→ TASK TO CARRY OUT: Reproduce each line of the material precisely.

→ MATERIAL:

§

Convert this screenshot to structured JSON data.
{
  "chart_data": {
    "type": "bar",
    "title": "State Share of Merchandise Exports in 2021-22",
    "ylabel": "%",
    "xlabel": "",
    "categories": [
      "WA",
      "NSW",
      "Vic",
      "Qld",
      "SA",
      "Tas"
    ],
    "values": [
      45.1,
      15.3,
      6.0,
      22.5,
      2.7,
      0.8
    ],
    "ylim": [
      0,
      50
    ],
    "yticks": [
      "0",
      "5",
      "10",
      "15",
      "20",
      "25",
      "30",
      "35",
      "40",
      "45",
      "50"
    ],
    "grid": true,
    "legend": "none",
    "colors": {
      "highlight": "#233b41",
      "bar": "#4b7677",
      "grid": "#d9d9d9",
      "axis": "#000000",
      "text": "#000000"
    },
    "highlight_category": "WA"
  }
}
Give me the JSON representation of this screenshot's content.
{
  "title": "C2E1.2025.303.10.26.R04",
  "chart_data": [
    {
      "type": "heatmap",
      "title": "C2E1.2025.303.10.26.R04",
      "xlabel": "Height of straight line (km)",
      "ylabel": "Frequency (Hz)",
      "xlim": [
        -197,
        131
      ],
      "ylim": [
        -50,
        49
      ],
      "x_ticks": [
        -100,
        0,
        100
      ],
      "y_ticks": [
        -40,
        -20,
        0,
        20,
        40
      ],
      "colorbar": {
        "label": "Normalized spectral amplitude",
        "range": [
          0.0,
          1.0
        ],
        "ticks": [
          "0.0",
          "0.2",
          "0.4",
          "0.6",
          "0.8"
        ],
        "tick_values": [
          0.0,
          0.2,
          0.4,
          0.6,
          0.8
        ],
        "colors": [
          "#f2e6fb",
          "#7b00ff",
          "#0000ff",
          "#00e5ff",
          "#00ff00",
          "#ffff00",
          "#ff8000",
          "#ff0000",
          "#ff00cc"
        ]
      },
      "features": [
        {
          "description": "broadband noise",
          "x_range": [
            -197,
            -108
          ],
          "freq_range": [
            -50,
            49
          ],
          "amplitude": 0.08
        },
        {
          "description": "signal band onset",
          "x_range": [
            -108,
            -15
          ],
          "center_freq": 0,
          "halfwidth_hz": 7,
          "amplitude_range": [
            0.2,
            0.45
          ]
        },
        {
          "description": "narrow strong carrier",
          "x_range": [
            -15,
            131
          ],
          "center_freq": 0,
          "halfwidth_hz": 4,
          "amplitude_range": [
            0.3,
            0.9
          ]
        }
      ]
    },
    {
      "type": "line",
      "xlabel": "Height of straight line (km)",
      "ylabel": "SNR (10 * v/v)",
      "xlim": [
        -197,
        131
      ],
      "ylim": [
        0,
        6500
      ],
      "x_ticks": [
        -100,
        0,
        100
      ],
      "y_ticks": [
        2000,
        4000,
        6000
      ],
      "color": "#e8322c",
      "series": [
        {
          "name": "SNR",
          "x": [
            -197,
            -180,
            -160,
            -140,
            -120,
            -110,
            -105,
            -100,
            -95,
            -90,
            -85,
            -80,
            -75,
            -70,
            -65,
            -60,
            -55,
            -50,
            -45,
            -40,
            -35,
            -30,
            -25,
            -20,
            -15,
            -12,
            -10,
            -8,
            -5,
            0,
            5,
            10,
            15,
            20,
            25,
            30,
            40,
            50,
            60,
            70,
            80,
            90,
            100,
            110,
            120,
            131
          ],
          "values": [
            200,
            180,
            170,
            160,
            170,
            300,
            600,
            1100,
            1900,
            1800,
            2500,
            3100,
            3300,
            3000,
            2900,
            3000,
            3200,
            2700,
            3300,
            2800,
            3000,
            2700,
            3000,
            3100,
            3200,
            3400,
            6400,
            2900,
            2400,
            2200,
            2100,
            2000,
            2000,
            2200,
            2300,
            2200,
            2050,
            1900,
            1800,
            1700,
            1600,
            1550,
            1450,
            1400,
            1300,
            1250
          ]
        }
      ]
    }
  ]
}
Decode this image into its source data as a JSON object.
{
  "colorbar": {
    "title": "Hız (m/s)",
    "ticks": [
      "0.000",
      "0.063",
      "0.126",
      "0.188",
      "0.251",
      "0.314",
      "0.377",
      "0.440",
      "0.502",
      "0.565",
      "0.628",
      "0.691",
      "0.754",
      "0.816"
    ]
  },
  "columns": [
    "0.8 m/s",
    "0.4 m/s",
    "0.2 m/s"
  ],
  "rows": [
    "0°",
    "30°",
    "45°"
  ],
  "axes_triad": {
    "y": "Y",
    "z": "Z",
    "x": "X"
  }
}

§

→ SOLUTION TO THIS EXERCISE:
Convert this screenshot to structured JSON data.
{
  "chart_data": {
    "type": "bar",
    "title": "State Share of Merchandise Exports in 2021-22",
    "ylabel": "%",
    "xlabel": "",
    "categories": [
      "WA",
      "NSW",
      "Vic",
      "Qld",
      "SA",
      "Tas"
    ],
    "values": [
      45.1,
      15.3,
      6.0,
      22.5,
      2.7,
      0.8
    ],
    "ylim": [
      0,
      50
    ],
    "yticks": [
      "0",
      "5",
      "10",
      "15",
      "20",
      "25",
      "30",
      "35",
      "40",
      "45",
      "50"
    ],
    "grid": true,
    "legend": "none",
    "colors": {
      "highlight": "#233b41",
      "bar": "#4b7677",
      "grid": "#d9d9d9",
      "axis": "#000000",
      "text": "#000000"
    },
    "highlight_category": "WA"
  }
}
Give me the JSON representation of this screenshot's content.
{
  "title": "C2E1.2025.303.10.26.R04",
  "chart_data": [
    {
      "type": "heatmap",
      "title": "C2E1.2025.303.10.26.R04",
      "xlabel": "Height of straight line (km)",
      "ylabel": "Frequency (Hz)",
      "xlim": [
        -197,
        131
      ],
      "ylim": [
        -50,
        49
      ],
      "x_ticks": [
        -100,
        0,
        100
      ],
      "y_ticks": [
        -40,
        -20,
        0,
        20,
        40
      ],
      "colorbar": {
        "label": "Normalized spectral amplitude",
        "range": [
          0.0,
          1.0
        ],
        "ticks": [
          "0.0",
          "0.2",
          "0.4",
          "0.6",
          "0.8"
        ],
        "tick_values": [
          0.0,
          0.2,
          0.4,
          0.6,
          0.8
        ],
        "colors": [
          "#f2e6fb",
          "#7b00ff",
          "#0000ff",
          "#00e5ff",
          "#00ff00",
          "#ffff00",
          "#ff8000",
          "#ff0000",
          "#ff00cc"
        ]
      },
      "features": [
        {
          "description": "broadband noise",
          "x_range": [
            -197,
            -108
          ],
          "freq_range": [
            -50,
            49
          ],
          "amplitude": 0.08
        },
        {
          "description": "signal band onset",
          "x_range": [
            -108,
            -15
          ],
          "center_freq": 0,
          "halfwidth_hz": 7,
          "amplitude_range": [
            0.2,
            0.45
          ]
        },
        {
          "description": "narrow strong carrier",
          "x_range": [
            -15,
            131
          ],
          "center_freq": 0,
          "halfwidth_hz": 4,
          "amplitude_range": [
            0.3,
            0.9
          ]
        }
      ]
    },
    {
      "type": "line",
      "xlabel": "Height of straight line (km)",
      "ylabel": "SNR (10 * v/v)",
      "xlim": [
        -197,
        131
      ],
      "ylim": [
        0,
        6500
      ],
      "x_ticks": [
        -100,
        0,
        100
      ],
      "y_ticks": [
        2000,
        4000,
        6000
      ],
      "color": "#e8322c",
      "series": [
        {
          "name": "SNR",
          "x": [
            -197,
            -180,
            -160,
            -140,
            -120,
            -110,
            -105,
            -100,
            -95,
            -90,
            -85,
            -80,
            -75,
            -70,
            -65,
            -60,
            -55,
            -50,
            -45,
            -40,
            -35,
            -30,
            -25,
            -20,
            -15,
            -12,
            -10,
            -8,
            -5,
            0,
            5,
            10,
            15,
            20,
            25,
            30,
            40,
            50,
            60,
            70,
            80,
            90,
            100,
            110,
            120,
            131
          ],
          "values": [
            200,
            180,
            170,
            160,
            170,
            300,
            600,
            1100,
            1900,
            1800,
            2500,
            3100,
            3300,
            3000,
            2900,
            3000,
            3200,
            2700,
            3300,
            2800,
            3000,
            2700,
            3000,
            3100,
            3200,
            3400,
            6400,
            2900,
            2400,
            2200,
            2100,
            2000,
            2000,
            2200,
            2300,
            2200,
            2050,
            1900,
            1800,
            1700,
            1600,
            1550,
            1450,
            1400,
            1300,
            1250
          ]
        }
      ]
    }
  ]
}
Decode this image into its source data as a JSON object.
{
  "colorbar": {
    "title": "Hız (m/s)",
    "ticks": [
      "0.000",
      "0.063",
      "0.126",
      "0.188",
      "0.251",
      "0.314",
      "0.377",
      "0.440",
      "0.502",
      "0.565",
      "0.628",
      "0.691",
      "0.754",
      "0.816"
    ]
  },
  "columns": [
    "0.8 m/s",
    "0.4 m/s",
    "0.2 m/s"
  ],
  "rows": [
    "0°",
    "30°",
    "45°"
  ],
  "axes_triad": {
    "y": "Y",
    "z": "Z",
    "x": "X"
  }
}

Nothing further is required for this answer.